* Begin ENTRIES PROVIDED *
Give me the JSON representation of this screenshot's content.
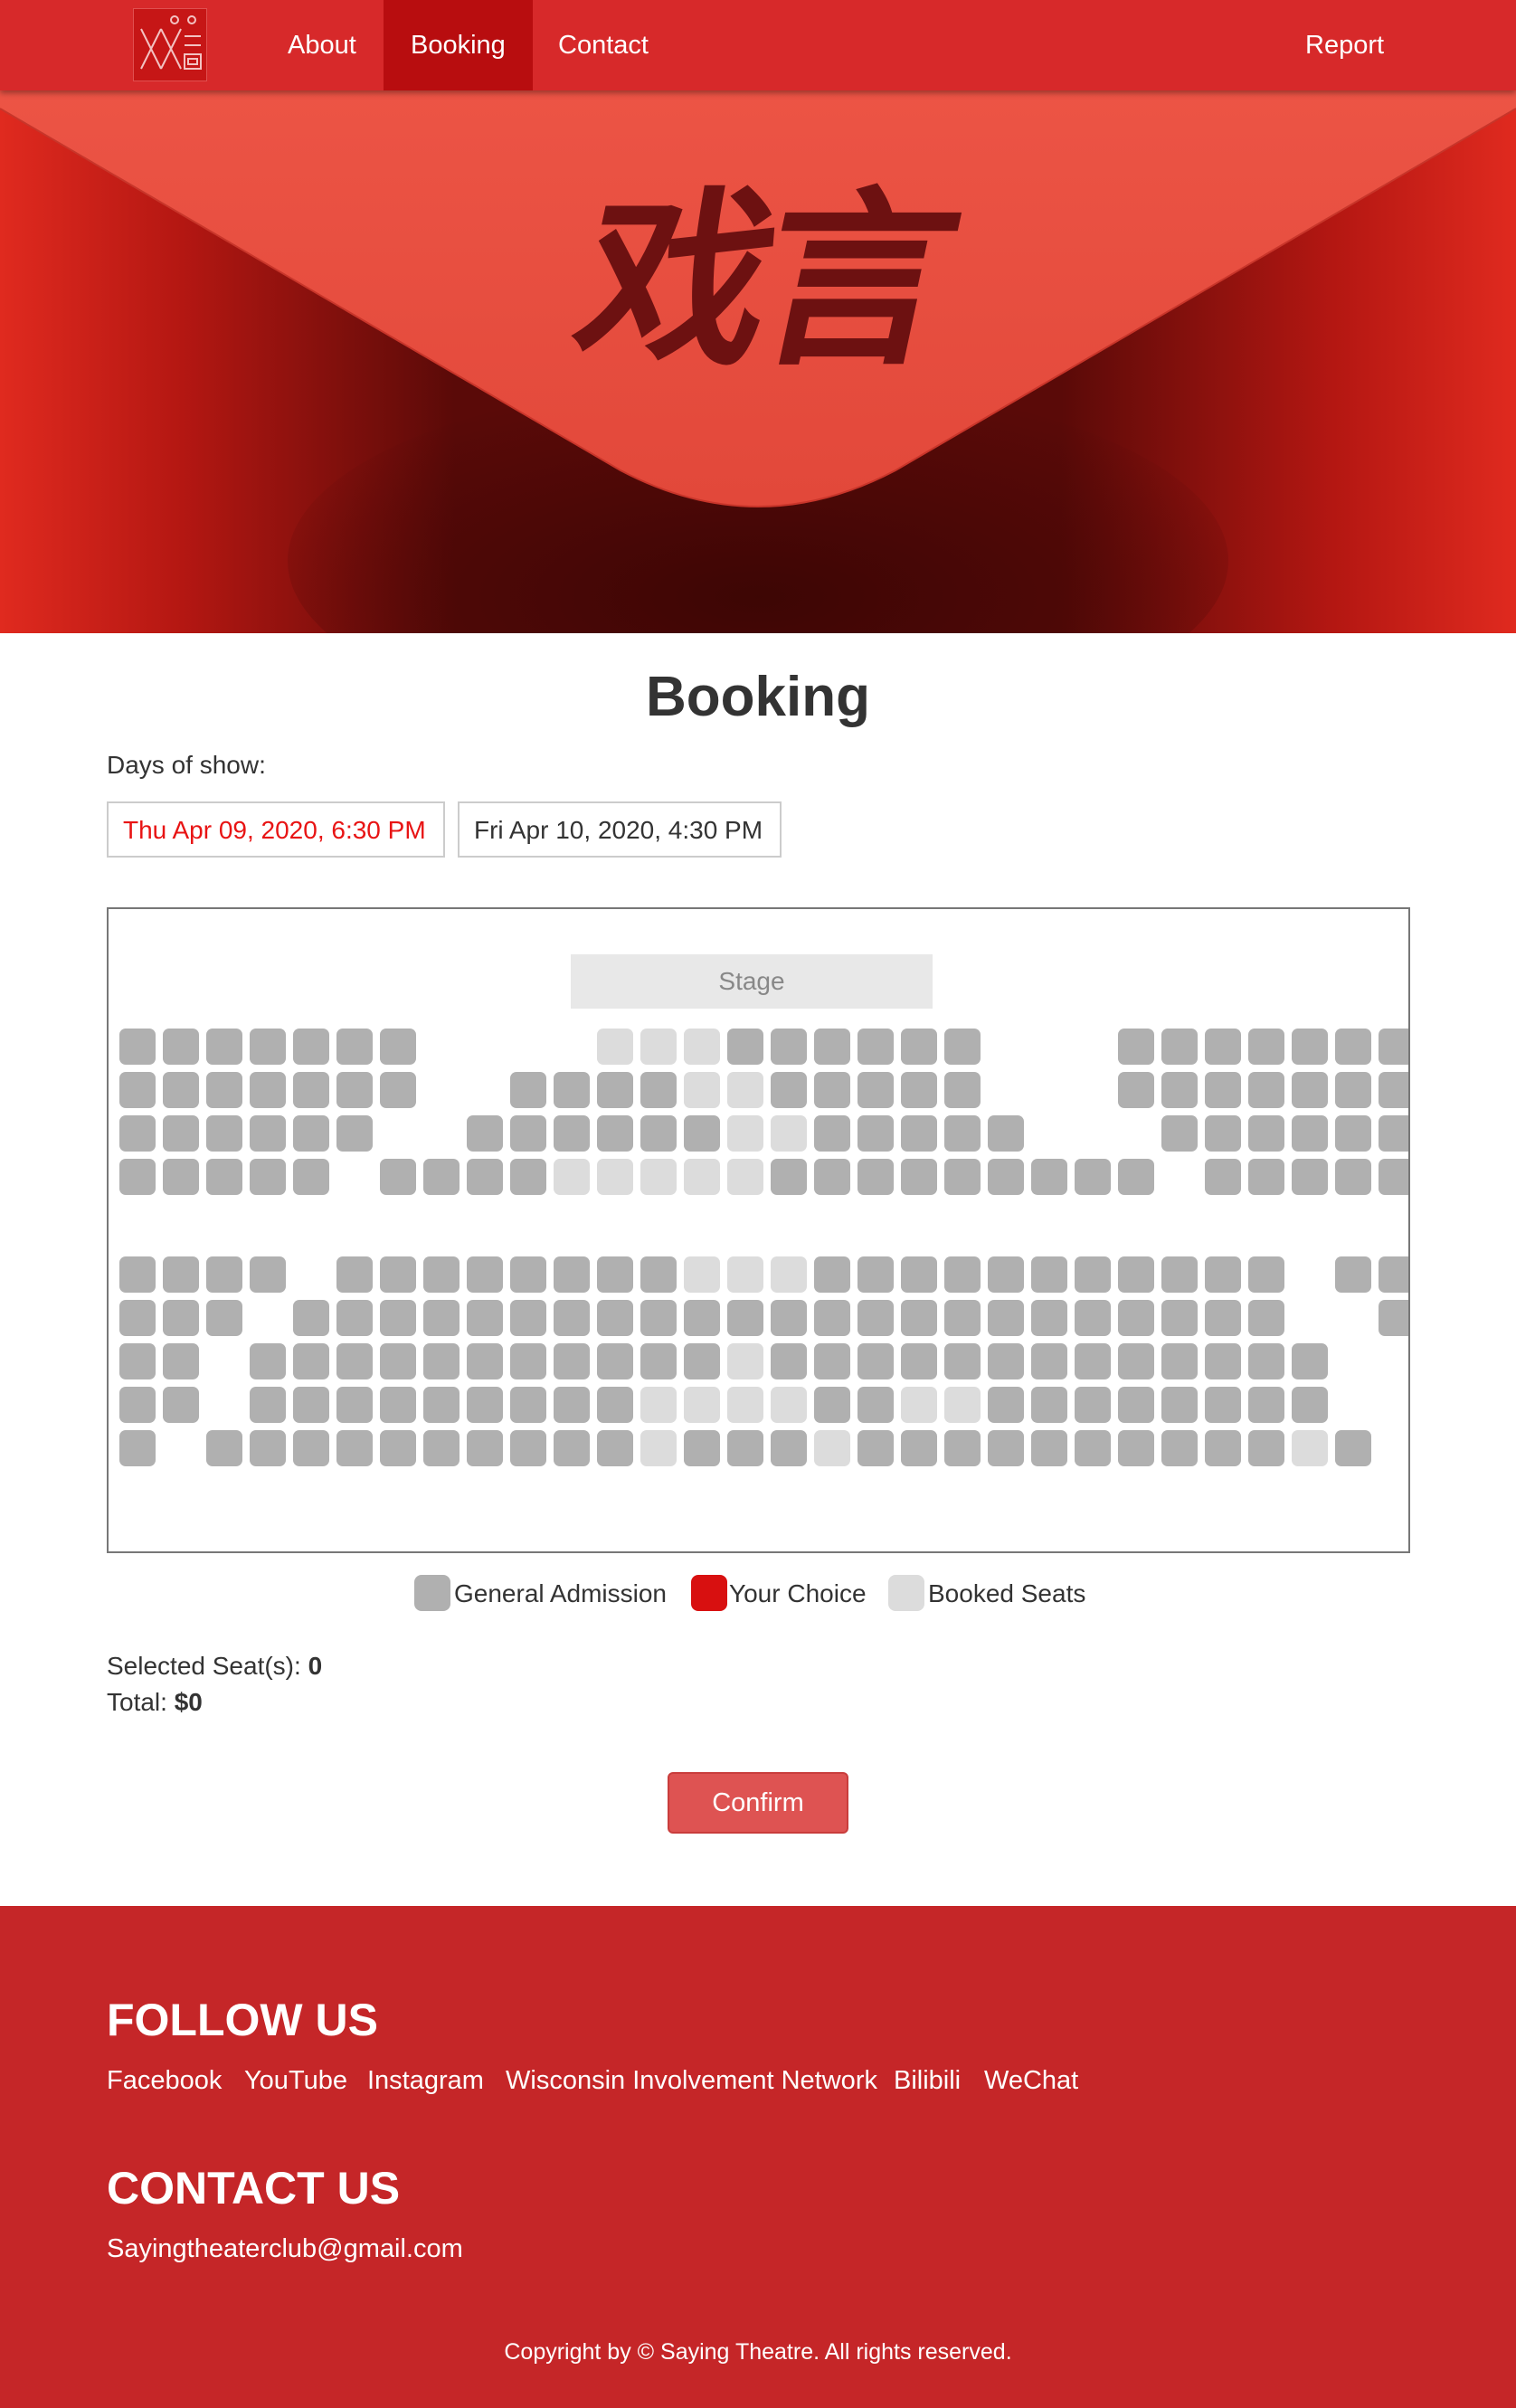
{
  "nav": {
    "logo_alt": "Saying Theatre logo",
    "links": [
      {
        "label": "About",
        "active": false
      },
      {
        "label": "Booking",
        "active": true
      },
      {
        "label": "Contact",
        "active": false
      }
    ],
    "report_label": "Report"
  },
  "hero": {
    "calligraphy": "戏言"
  },
  "booking": {
    "title": "Booking",
    "days_label": "Days of show:",
    "days": [
      {
        "label": "Thu Apr 09, 2020, 6:30 PM",
        "selected": true
      },
      {
        "label": "Fri Apr 10, 2020, 4:30 PM",
        "selected": false
      }
    ],
    "stage_label": "Stage",
    "legend": [
      {
        "label": "General Admission",
        "color": "#b0b0b0"
      },
      {
        "label": "Your Choice",
        "color": "#d81010"
      },
      {
        "label": "Booked Seats",
        "color": "#dcdcdc"
      }
    ],
    "selected_label": "Selected Seat(s):",
    "selected_count": "0",
    "total_label": "Total:",
    "total_value": "$0",
    "confirm_label": "Confirm"
  },
  "seatmap": {
    "rows": [
      {
        "seats": "GGGGGGG____BBBGGGGGG___GGGGGGG"
      },
      {
        "seats": "GGGGGGG__GGGGBBGGGGG___GGGGGGG"
      },
      {
        "seats": "GGGGGG__GGGGGGBBGGGGG___GGGGGG"
      },
      {
        "seats": "GGGGG_GGGGBBBBBGGGGGGGGG_GGGGG"
      },
      {
        "seats": "GGGG_GGGGGGGGBBBGGGGGGGGGGG_GG"
      },
      {
        "seats": "GGG_GGGGGGGGGGGGGGGGGGGGGGG__G"
      },
      {
        "seats": "GG_GGGGGGGGGGGBGGGGGGGGGGGGG__"
      },
      {
        "seats": "GG_GGGGGGGGGBBBBGGBBGGGGGGGG__"
      },
      {
        "seats": "G_GGGGGGGGGGBGGGBGGGGGGGGGGBG_"
      }
    ]
  },
  "footer": {
    "follow_title": "FOLLOW US",
    "links": [
      "Facebook",
      "YouTube",
      "Instagram",
      "Wisconsin Involvement Network",
      "Bilibili",
      "WeChat"
    ],
    "contact_title": "CONTACT US",
    "email": "Sayingtheaterclub@gmail.com",
    "copyright": "Copyright by © Saying Theatre. All rights reserved."
  }
}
* End ENTRIES PROVIDED *
YOUR INSTRUCTIONS => Every line of the data should be copied as it stands, without the images.

SOLUTION BELOW =>
Give me the JSON representation of this screenshot's content.
{
  "nav": {
    "logo_alt": "Saying Theatre logo",
    "links": [
      {
        "label": "About",
        "active": false
      },
      {
        "label": "Booking",
        "active": true
      },
      {
        "label": "Contact",
        "active": false
      }
    ],
    "report_label": "Report"
  },
  "hero": {
    "calligraphy": "戏言"
  },
  "booking": {
    "title": "Booking",
    "days_label": "Days of show:",
    "days": [
      {
        "label": "Thu Apr 09, 2020, 6:30 PM",
        "selected": true
      },
      {
        "label": "Fri Apr 10, 2020, 4:30 PM",
        "selected": false
      }
    ],
    "stage_label": "Stage",
    "legend": [
      {
        "label": "General Admission",
        "color": "#b0b0b0"
      },
      {
        "label": "Your Choice",
        "color": "#d81010"
      },
      {
        "label": "Booked Seats",
        "color": "#dcdcdc"
      }
    ],
    "selected_label": "Selected Seat(s):",
    "selected_count": "0",
    "total_label": "Total:",
    "total_value": "$0",
    "confirm_label": "Confirm"
  },
  "seatmap": {
    "rows": [
      {
        "seats": "GGGGGGG____BBBGGGGGG___GGGGGGG"
      },
      {
        "seats": "GGGGGGG__GGGGBBGGGGG___GGGGGGG"
      },
      {
        "seats": "GGGGGG__GGGGGGBBGGGGG___GGGGGG"
      },
      {
        "seats": "GGGGG_GGGGBBBBBGGGGGGGGG_GGGGG"
      },
      {
        "seats": "GGGG_GGGGGGGGBBBGGGGGGGGGGG_GG"
      },
      {
        "seats": "GGG_GGGGGGGGGGGGGGGGGGGGGGG__G"
      },
      {
        "seats": "GG_GGGGGGGGGGGBGGGGGGGGGGGGG__"
      },
      {
        "seats": "GG_GGGGGGGGGBBBBGGBBGGGGGGGG__"
      },
      {
        "seats": "G_GGGGGGGGGGBGGGBGGGGGGGGGGBG_"
      }
    ]
  },
  "footer": {
    "follow_title": "FOLLOW US",
    "links": [
      "Facebook",
      "YouTube",
      "Instagram",
      "Wisconsin Involvement Network",
      "Bilibili",
      "WeChat"
    ],
    "contact_title": "CONTACT US",
    "email": "Sayingtheaterclub@gmail.com",
    "copyright": "Copyright by © Saying Theatre. All rights reserved."
  }
}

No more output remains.